Required task:
Repeat exactly each line of the data provided below.

## start

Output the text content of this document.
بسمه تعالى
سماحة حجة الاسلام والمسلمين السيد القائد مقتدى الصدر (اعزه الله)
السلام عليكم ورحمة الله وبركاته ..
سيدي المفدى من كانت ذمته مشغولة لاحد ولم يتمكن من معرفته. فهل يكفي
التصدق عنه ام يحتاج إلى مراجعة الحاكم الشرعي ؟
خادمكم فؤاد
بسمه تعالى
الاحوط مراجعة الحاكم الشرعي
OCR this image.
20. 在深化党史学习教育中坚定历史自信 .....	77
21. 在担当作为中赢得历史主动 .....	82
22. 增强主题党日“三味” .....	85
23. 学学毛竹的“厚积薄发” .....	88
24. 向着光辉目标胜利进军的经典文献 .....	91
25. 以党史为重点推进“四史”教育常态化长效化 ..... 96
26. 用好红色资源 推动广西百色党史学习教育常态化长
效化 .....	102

## end

Full response:
Output the text content of this document.
بسمه تعالى
سماحة حجة الاسلام والمسلمين السيد القائد مقتدى الصدر (اعزه الله)
السلام عليكم ورحمة الله وبركاته ..
سيدي المفدى من كانت ذمته مشغولة لاحد ولم يتمكن من معرفته. فهل يكفي
التصدق عنه ام يحتاج إلى مراجعة الحاكم الشرعي ؟
خادمكم فؤاد
بسمه تعالى
الاحوط مراجعة الحاكم الشرعي
OCR this image.
20. 在深化党史学习教育中坚定历史自信 .....	77
21. 在担当作为中赢得历史主动 .....	82
22. 增强主题党日“三味” .....	85
23. 学学毛竹的“厚积薄发” .....	88
24. 向着光辉目标胜利进军的经典文献 .....	91
25. 以党史为重点推进“四史”教育常态化长效化 ..... 96
26. 用好红色资源 推动广西百色党史学习教育常态化长
效化 .....	102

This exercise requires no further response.